— START —
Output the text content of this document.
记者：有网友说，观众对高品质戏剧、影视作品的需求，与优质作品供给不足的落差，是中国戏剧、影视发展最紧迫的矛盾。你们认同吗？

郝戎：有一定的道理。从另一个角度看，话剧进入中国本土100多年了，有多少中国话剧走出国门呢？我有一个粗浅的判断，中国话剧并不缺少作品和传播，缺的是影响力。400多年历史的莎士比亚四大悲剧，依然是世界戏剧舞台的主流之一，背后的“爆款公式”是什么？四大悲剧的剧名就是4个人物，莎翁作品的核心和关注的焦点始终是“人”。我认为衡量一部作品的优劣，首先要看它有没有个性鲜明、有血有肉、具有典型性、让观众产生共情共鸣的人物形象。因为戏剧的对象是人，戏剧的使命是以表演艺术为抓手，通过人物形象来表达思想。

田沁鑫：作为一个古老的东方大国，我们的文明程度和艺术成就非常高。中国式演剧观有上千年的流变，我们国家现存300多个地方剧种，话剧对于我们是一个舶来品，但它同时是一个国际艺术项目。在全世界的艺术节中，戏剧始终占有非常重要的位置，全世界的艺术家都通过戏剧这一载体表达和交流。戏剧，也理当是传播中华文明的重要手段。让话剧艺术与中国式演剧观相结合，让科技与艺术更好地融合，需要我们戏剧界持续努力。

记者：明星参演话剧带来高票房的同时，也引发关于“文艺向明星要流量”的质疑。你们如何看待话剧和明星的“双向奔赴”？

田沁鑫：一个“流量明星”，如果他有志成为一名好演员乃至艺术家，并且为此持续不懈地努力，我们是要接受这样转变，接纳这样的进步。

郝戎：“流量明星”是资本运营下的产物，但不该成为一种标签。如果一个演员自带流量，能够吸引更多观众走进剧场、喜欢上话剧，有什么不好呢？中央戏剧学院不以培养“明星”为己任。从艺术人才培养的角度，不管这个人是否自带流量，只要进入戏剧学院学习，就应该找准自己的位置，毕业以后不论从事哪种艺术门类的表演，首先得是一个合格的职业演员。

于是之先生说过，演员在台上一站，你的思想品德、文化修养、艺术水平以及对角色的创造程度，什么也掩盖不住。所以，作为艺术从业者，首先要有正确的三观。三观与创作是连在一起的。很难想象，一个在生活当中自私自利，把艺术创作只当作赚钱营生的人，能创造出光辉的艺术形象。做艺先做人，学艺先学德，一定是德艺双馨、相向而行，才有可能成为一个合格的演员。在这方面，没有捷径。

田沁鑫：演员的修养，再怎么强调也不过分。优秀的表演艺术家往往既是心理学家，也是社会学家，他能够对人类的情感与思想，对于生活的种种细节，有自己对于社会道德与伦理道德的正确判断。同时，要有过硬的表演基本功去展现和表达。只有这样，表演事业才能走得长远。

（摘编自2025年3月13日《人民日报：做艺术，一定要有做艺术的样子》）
— END —
Direction. Copy out every line from the data above that has "流量明星" in it.

Reply to the task.
田沁鑫：一个“流量明星”，如果他有志成为一名好演员乃至艺术家，并且为此持续不懈地努力，我们是要接受这样转变，接纳这样的进步。
郝戎：“流量明星”是资本运营下的产物，但不该成为一种标签。如果一个演员自带流量，能够吸引更多观众走进剧场、喜欢上话剧，有什么不好呢？中央戏剧学院不以培养“明星”为己任。从艺术人才培养的角度，不管这个人是否自带流量，只要进入戏剧学院学习，就应该找准自己的位置，毕业以后不论从事哪种艺术门类的表演，首先得是一个合格的职业演员。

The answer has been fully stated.